» TRECHO DO DOCUMENTO:

Uma vez que o peixe é descarregado em navios refrigerados de longas distâncias, sua origem pode ser escondida.

No Pacífico Sul, embarcações industriais acham cada vez menos cavalas do Pacífico depois de anos de pesca agressiva: os navios de bandeiras da União Europeia capturaram coletivamente mais de 110 milhões de toneladas do peixe em 2009. No ano seguinte, os barcos içaram uma quantidade 40% menor do peixe. No último ano, as embarcações registraram apenas 2.261 toneladas pescadas.

O presidente da PFA, van Balsfoort, admite que os navios pescaram muito intensamente numa época em que os peixes estavam vulneráveis. “Houve um empenho muito grande em pouco tempo… toda a frota tem culpa nisso”.

Por dentro da chinesa PacAndes
Entender a PacAndes é como montar um quebra-cabeça. Sua nau de 50 mil toneladas brutas, o Lafayette, é registrada no nome da Investment Company Kredo em Moscou e hasteia uma bandeira russa. Por sua vez, a Kredo – via quatro outras subsidiárias – pertence ao China Fishery Group em Singapura, que por vez está registrada nas Ilhas Cayman.

Esta última empresa pertence à Pacific Andes International Holding, sediada em Hong Kong, que ainda está ligada a outra companhia registrada em Bermuda.

A PacAndes, que vende suas ações na bolsa de valores de Hong Kong, tem mais de 100 subsidiárias em diversos ramos, além de uma com muitas outras empresas afiliadas. Um de seus maiores investidores é o grupo americano Carlyle, que comprou 150 milhões em ações em 2010.

» PROBLEMA CURTO 1:
Segundo o trecho do documento, qual grupo americano comprou 150 milhões em ações da PacAndes em 2010?

» LISTAGEM DO EXERCÍCIO:
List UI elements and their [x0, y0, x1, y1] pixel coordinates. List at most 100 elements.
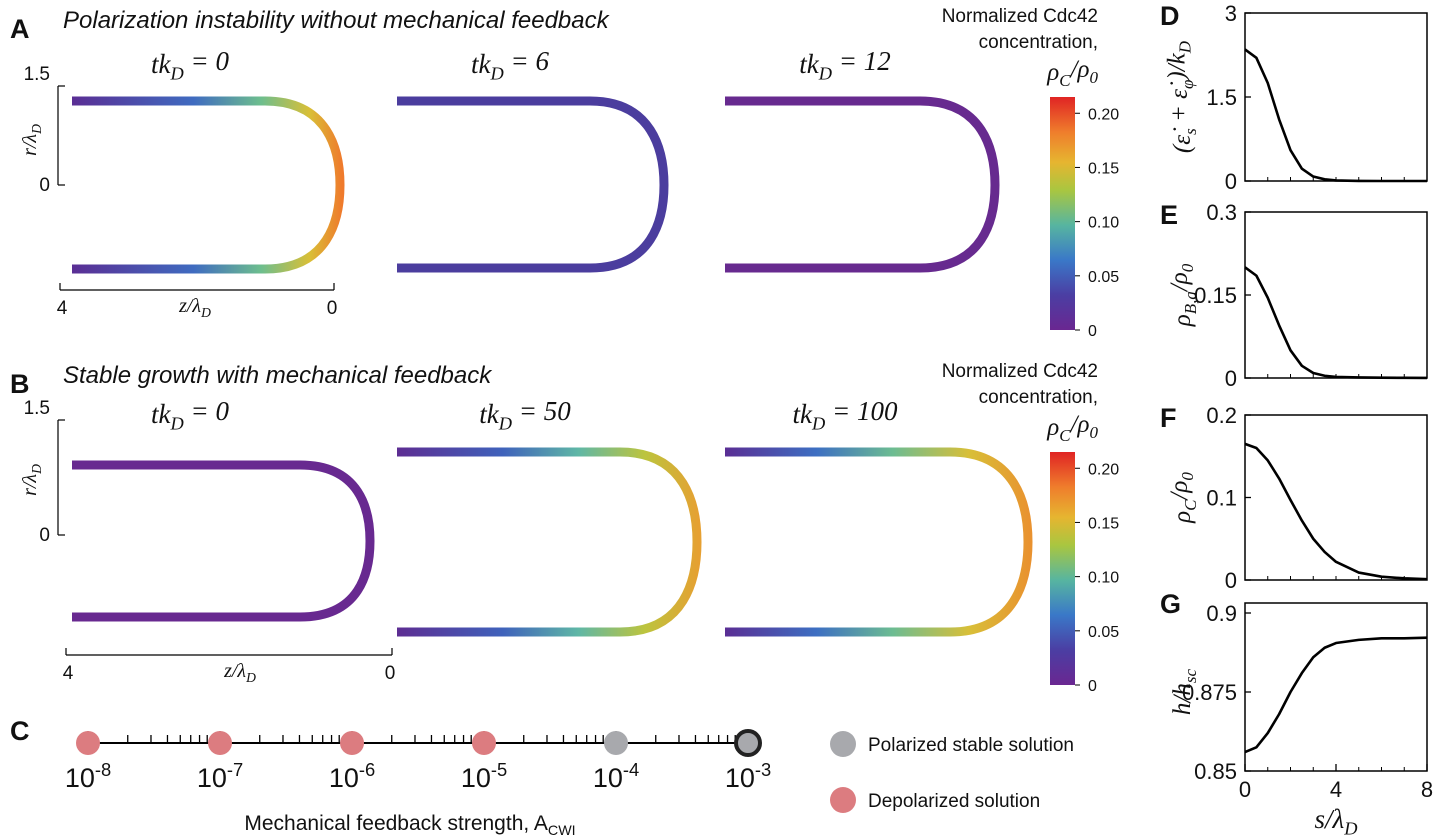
x-tick-label: 10-3	[725, 759, 771, 793]
y-tick-label: 0.875	[1182, 680, 1237, 705]
colorbar-title: concentration,	[979, 387, 1098, 408]
text-part: 10	[593, 763, 623, 793]
snapshot-label: tkD = 50	[479, 396, 571, 433]
text-part: D	[1343, 818, 1357, 838]
data-point	[76, 731, 100, 755]
text-part: = 50	[512, 396, 571, 426]
legend-label: Depolarized solution	[868, 791, 1040, 812]
y-tick-label: 0.2	[1206, 403, 1237, 428]
y-axis-label: ρB,a/ρ0	[1166, 263, 1200, 327]
y-tick-label: 0.85	[1194, 759, 1237, 784]
text-part: tk	[151, 399, 172, 429]
colorbar-tick-label: 0.20	[1088, 106, 1119, 123]
plot-frame	[1244, 211, 1428, 379]
colorbar-label: ρC/ρ0	[1046, 56, 1098, 90]
text-part: D	[29, 124, 44, 135]
text-part: D	[490, 63, 504, 83]
colorbar-tick-label: 0.20	[1088, 461, 1119, 478]
x-axis-label: s/λD	[1315, 804, 1358, 838]
y-tick-label: 0.3	[1206, 200, 1237, 225]
text-part: z/λ	[178, 295, 201, 317]
text-part: tk	[479, 399, 500, 429]
colorbar-tick-label: 0	[1088, 323, 1097, 340]
text-part: 10	[197, 763, 227, 793]
y-tick-label: 1.5	[1206, 85, 1237, 110]
text-part: D	[170, 413, 184, 433]
colorbar-label: ρC/ρ0	[1046, 411, 1098, 445]
y-tick-label: 0.15	[1194, 283, 1237, 308]
panel-letter: G	[1160, 589, 1181, 619]
cell-outline	[397, 447, 702, 637]
text-part: D	[811, 413, 825, 433]
panel-letter: B	[10, 369, 30, 399]
text-part: 10	[329, 763, 359, 793]
text-part: = 0	[184, 396, 230, 426]
text-part: = 100	[825, 396, 898, 426]
text-part: ρ	[1046, 414, 1059, 441]
snapshot-label: tkD = 6	[471, 46, 549, 83]
text-part: 10	[725, 763, 755, 793]
panel-title: Polarization instability without mechani…	[63, 7, 611, 34]
text-part: s	[1181, 128, 1200, 135]
x-tick-label: 4	[1330, 777, 1342, 802]
colorbar-tick-label: 0.05	[1088, 624, 1119, 641]
cell-outline	[72, 460, 375, 622]
y-tick-label: 0.9	[1206, 601, 1237, 626]
plot-frame	[1244, 602, 1428, 772]
text-part: /ρ	[1069, 411, 1090, 438]
legend-label: Polarized stable solution	[868, 735, 1074, 756]
text-part: -4	[623, 759, 639, 780]
y-tick-label: 0	[1225, 568, 1237, 593]
text-part: sc	[1181, 668, 1200, 683]
text-part: -5	[491, 759, 507, 780]
data-point	[472, 731, 496, 755]
snapshot-label: tkD = 0	[151, 396, 229, 433]
data-point	[340, 731, 364, 755]
data-point	[208, 731, 232, 755]
text-part: ρ	[1046, 59, 1059, 86]
x-tick-label: 8	[1421, 777, 1433, 802]
data-point	[734, 729, 762, 757]
x-tick-label: 10-4	[593, 759, 639, 793]
text-part: ρ	[1169, 511, 1196, 524]
text-part: r/λ	[19, 134, 41, 156]
text-part: /ρ	[1166, 481, 1193, 502]
panel-letter: A	[10, 14, 30, 44]
text-part: C	[1059, 71, 1071, 90]
legend-marker	[830, 731, 856, 757]
text-part: -7	[227, 759, 243, 780]
scale-label: 0	[385, 663, 396, 684]
text-part: 0	[1178, 472, 1197, 481]
plot-frame	[1244, 414, 1428, 581]
y-axis-label: ρC/ρ0	[1166, 472, 1200, 524]
y-axis-label: (ε̇s + ε̇φ)/kD	[1163, 40, 1200, 153]
text-part: r/λ	[19, 474, 41, 496]
text-part: = 12	[832, 46, 891, 76]
x-tick-label: 0	[1239, 777, 1251, 802]
text-part: tk	[793, 399, 814, 429]
colorbar-tick-label: 0	[1088, 678, 1097, 695]
text-part: /ρ	[1069, 56, 1090, 83]
text-part: s/λ	[1315, 804, 1345, 834]
text-part: D	[498, 413, 512, 433]
text-part: -8	[95, 759, 111, 780]
text-part: D	[245, 670, 256, 685]
colorbar-title: Normalized Cdc42	[942, 6, 1098, 27]
x-tick-label: 10-7	[197, 759, 243, 793]
data-line	[1244, 636, 1428, 754]
data-line	[1244, 442, 1428, 581]
scale-label: 1.5	[24, 64, 50, 85]
text-part: )/k	[1163, 52, 1190, 81]
colorbar-title: concentration,	[979, 32, 1098, 53]
axis-label: r/λD	[19, 464, 44, 496]
text-part: 10	[461, 763, 491, 793]
text-part: z/λ	[223, 660, 246, 682]
colorbar-tick-label: 0.10	[1088, 570, 1119, 587]
colorbar	[1050, 97, 1075, 330]
text-part: = 6	[504, 46, 550, 76]
colorbar-tick-label: 0.15	[1088, 160, 1119, 177]
text-part: 0	[1090, 423, 1099, 442]
text-part: 0	[1178, 263, 1197, 272]
y-tick-label: 3	[1225, 1, 1237, 26]
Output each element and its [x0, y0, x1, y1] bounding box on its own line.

» PROBLEMA CURTO 2:
Reproduza da listagem as linhas que vão da que contém "759, 771, 793]" até a que contém "411, 1098, 445]", incluindo as duas.

» RESPOSTA CORRETA 1:
O grupo americano Carlyle.

» RESPOSTA CORRETA 2:
x-tick-label: 10-3	[725, 759, 771, 793]
y-tick-label: 0.875	[1182, 680, 1237, 705]
colorbar-title: concentration,	[979, 387, 1098, 408]
text-part: 10	[593, 763, 623, 793]
snapshot-label: tkD = 50	[479, 396, 571, 433]
text-part: D	[1343, 818, 1357, 838]
data-point	[76, 731, 100, 755]
text-part: = 50	[512, 396, 571, 426]
legend-label: Depolarized solution	[868, 791, 1040, 812]
y-tick-label: 0.2	[1206, 403, 1237, 428]
y-axis-label: ρB,a/ρ0	[1166, 263, 1200, 327]
y-tick-label: 0.85	[1194, 759, 1237, 784]
text-part: tk	[151, 399, 172, 429]
colorbar-tick-label: 0.20	[1088, 106, 1119, 123]
plot-frame	[1244, 211, 1428, 379]
colorbar-label: ρC/ρ0	[1046, 56, 1098, 90]
text-part: D	[29, 124, 44, 135]
text-part: D	[490, 63, 504, 83]
colorbar-tick-label: 0.20	[1088, 461, 1119, 478]
x-axis-label: s/λD	[1315, 804, 1358, 838]
y-tick-label: 0.3	[1206, 200, 1237, 225]
text-part: z/λ	[178, 295, 201, 317]
text-part: tk	[479, 399, 500, 429]
colorbar-tick-label: 0	[1088, 323, 1097, 340]
text-part: 10	[197, 763, 227, 793]
y-tick-label: 1.5	[1206, 85, 1237, 110]
text-part: D	[170, 413, 184, 433]
colorbar-label: ρC/ρ0	[1046, 411, 1098, 445]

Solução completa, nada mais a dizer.